### Aim
Take each line that has the word "structured" and return it.

## Begin Input material

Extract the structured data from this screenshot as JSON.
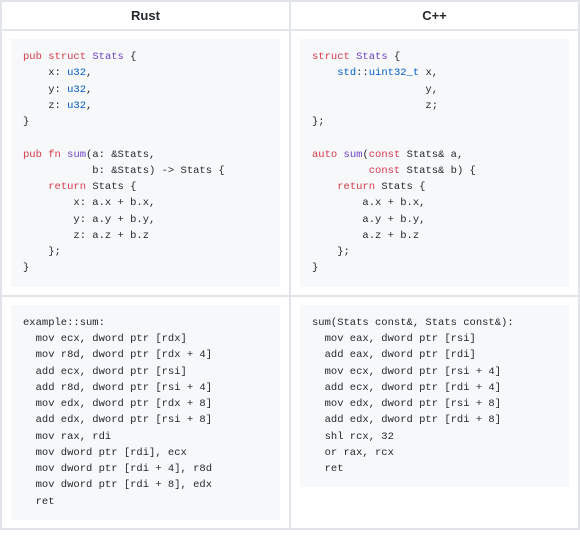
{
  "headers": {
    "left": "Rust",
    "right": "C++"
  },
  "rust_src": {
    "kw_pub1": "pub",
    "kw_struct": "struct",
    "name_Stats": "Stats",
    "brace_open": " {",
    "field_x": "    x: ",
    "u32_1": "u32",
    "comma1": ",",
    "field_y": "    y: ",
    "u32_2": "u32",
    "comma2": ",",
    "field_z": "    z: ",
    "u32_3": "u32",
    "comma3": ",",
    "brace_close1": "}",
    "blank1": "",
    "kw_pub2": "pub",
    "kw_fn": "fn",
    "fn_sum": "sum",
    "sig1": "(a: &Stats,",
    "sig2": "           b: &Stats) -> Stats {",
    "kw_return": "return",
    "ret1": " Stats {",
    "expr_x": "        x: a.x + b.x,",
    "expr_y": "        y: a.y + b.y,",
    "expr_z": "        z: a.z + b.z",
    "ret_close": "    };",
    "brace_close2": "}"
  },
  "cpp_src": {
    "kw_struct": "struct",
    "name_Stats": "Stats",
    "brace_open": " {",
    "std": "std",
    "cc": "::",
    "u32t": "uint32_t",
    "x": " x,",
    "y": "                  y,",
    "z": "                  z;",
    "brace_close1": "};",
    "blank1": "",
    "kw_auto": "auto",
    "fn_sum": "sum",
    "lp": "(",
    "kw_const1": "const",
    "arg1": " Stats& a,",
    "pad2": "         ",
    "kw_const2": "const",
    "arg2": " Stats& b) {",
    "kw_return": "return",
    "ret1": " Stats {",
    "expr_x": "        a.x + b.x,",
    "expr_y": "        a.y + b.y,",
    "expr_z": "        a.z + b.z",
    "ret_close": "    };",
    "brace_close2": "}"
  },
  "rust_asm": [
    "example::sum:",
    "  mov ecx, dword ptr [rdx]",
    "  mov r8d, dword ptr [rdx + 4]",
    "  add ecx, dword ptr [rsi]",
    "  add r8d, dword ptr [rsi + 4]",
    "  mov edx, dword ptr [rdx + 8]",
    "  add edx, dword ptr [rsi + 8]",
    "  mov rax, rdi",
    "  mov dword ptr [rdi], ecx",
    "  mov dword ptr [rdi + 4], r8d",
    "  mov dword ptr [rdi + 8], edx",
    "  ret"
  ],
  "cpp_asm": [
    "sum(Stats const&, Stats const&):",
    "  mov eax, dword ptr [rsi]",
    "  add eax, dword ptr [rdi]",
    "  mov ecx, dword ptr [rsi + 4]",
    "  add ecx, dword ptr [rdi + 4]",
    "  mov edx, dword ptr [rsi + 8]",
    "  add edx, dword ptr [rdi + 8]",
    "  shl rcx, 32",
    "  or rax, rcx",
    "  ret"
  ]
}
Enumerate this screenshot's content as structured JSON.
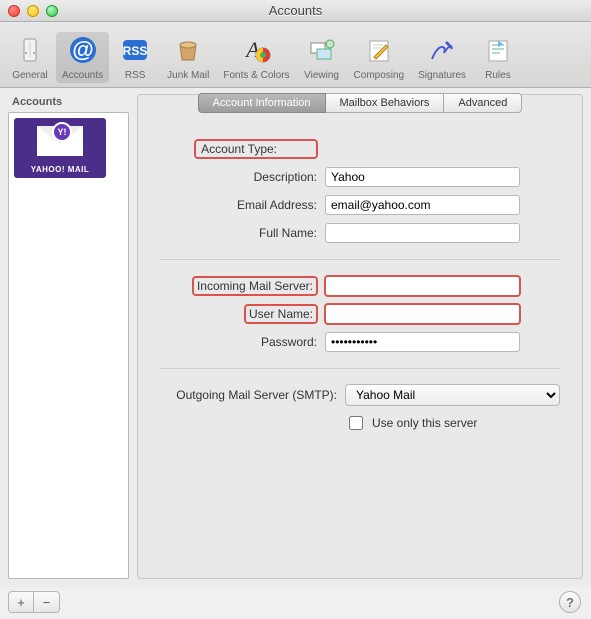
{
  "window": {
    "title": "Accounts"
  },
  "toolbar": {
    "items": [
      {
        "label": "General",
        "icon": "gear",
        "active": false
      },
      {
        "label": "Accounts",
        "icon": "at",
        "active": true
      },
      {
        "label": "RSS",
        "icon": "rss",
        "active": false
      },
      {
        "label": "Junk Mail",
        "icon": "trash",
        "active": false
      },
      {
        "label": "Fonts & Colors",
        "icon": "font-colors",
        "active": false
      },
      {
        "label": "Viewing",
        "icon": "viewing",
        "active": false
      },
      {
        "label": "Composing",
        "icon": "compose",
        "active": false
      },
      {
        "label": "Signatures",
        "icon": "signature",
        "active": false
      },
      {
        "label": "Rules",
        "icon": "rules",
        "active": false
      }
    ]
  },
  "sidebar": {
    "header": "Accounts",
    "accounts": [
      {
        "brand": "YAHOO! MAIL",
        "badge": "Y!"
      }
    ],
    "add_label": "+",
    "remove_label": "−"
  },
  "tabs": {
    "items": [
      "Account Information",
      "Mailbox Behaviors",
      "Advanced"
    ],
    "active_index": 0
  },
  "form": {
    "account_type_label": "Account Type:",
    "account_type_value": "",
    "description_label": "Description:",
    "description_value": "Yahoo",
    "email_label": "Email Address:",
    "email_value": "email@yahoo.com",
    "full_name_label": "Full Name:",
    "full_name_value": "",
    "incoming_label": "Incoming Mail Server:",
    "incoming_value": "",
    "username_label": "User Name:",
    "username_value": "",
    "password_label": "Password:",
    "password_value": "•••••••••••",
    "smtp_label": "Outgoing Mail Server (SMTP):",
    "smtp_selected": "Yahoo Mail",
    "use_only_label": "Use only this server",
    "use_only_checked": false
  },
  "help_label": "?"
}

## End Input material

### Problem solution
Extract the structured data from this screenshot as JSON.
Enumerate this screenshot's content as structured JSON.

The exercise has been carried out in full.